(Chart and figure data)
※ ※ ※

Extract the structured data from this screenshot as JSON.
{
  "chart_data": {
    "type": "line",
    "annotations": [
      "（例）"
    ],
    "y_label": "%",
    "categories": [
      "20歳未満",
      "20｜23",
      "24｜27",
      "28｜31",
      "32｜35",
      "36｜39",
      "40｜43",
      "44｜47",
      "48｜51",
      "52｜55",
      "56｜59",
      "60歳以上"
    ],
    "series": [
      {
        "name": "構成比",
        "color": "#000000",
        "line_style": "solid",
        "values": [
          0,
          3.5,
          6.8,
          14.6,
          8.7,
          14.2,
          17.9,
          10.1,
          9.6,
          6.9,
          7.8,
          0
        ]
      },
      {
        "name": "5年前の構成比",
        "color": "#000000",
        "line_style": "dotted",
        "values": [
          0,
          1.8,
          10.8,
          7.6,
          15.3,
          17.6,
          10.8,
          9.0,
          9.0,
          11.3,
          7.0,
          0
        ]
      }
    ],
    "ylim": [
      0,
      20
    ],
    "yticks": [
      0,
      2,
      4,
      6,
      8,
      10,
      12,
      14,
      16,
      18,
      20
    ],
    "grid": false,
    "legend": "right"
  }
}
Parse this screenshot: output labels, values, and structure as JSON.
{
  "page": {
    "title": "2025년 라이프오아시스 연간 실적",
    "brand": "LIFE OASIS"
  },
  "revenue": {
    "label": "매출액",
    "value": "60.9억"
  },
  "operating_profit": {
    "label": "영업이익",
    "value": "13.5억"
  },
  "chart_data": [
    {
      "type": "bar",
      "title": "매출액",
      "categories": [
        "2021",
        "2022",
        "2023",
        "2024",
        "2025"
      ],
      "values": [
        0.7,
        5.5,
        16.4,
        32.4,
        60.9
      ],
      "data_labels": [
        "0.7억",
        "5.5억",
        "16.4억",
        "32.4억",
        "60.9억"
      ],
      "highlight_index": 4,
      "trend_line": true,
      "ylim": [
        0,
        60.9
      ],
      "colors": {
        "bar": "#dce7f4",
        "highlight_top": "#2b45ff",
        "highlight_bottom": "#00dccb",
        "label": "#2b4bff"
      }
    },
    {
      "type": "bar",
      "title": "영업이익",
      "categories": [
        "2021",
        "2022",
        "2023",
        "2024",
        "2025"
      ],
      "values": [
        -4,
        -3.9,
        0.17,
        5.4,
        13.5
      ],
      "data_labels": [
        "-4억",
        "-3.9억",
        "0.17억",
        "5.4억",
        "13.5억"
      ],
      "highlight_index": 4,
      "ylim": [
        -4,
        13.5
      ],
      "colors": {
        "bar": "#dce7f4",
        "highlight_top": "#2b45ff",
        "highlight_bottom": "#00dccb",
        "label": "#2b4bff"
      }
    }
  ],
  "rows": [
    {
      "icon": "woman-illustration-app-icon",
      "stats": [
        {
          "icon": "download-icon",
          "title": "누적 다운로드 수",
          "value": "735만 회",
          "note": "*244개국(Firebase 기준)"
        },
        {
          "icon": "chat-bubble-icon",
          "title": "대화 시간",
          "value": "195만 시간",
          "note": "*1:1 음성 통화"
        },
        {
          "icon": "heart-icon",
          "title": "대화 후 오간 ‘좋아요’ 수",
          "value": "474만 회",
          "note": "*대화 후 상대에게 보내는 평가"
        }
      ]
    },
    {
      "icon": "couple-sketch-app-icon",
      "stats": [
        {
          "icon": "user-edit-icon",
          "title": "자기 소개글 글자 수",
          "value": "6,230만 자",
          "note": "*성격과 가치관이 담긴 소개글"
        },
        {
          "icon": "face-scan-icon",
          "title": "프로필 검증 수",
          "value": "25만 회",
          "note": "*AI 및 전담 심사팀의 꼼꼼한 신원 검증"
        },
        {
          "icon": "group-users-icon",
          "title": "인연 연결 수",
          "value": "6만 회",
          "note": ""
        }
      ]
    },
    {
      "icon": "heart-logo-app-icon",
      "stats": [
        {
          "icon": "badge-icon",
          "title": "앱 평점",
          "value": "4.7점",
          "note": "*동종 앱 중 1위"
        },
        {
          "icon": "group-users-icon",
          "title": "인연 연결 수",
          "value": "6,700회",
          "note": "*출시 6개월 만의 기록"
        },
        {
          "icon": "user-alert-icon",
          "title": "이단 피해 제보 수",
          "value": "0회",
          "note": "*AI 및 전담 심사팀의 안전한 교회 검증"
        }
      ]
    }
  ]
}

※ ※ ※

• _The exercise_
Of all the lines above, how many contain "note"? Give the number and nothing more.

• _Exercise solution_
9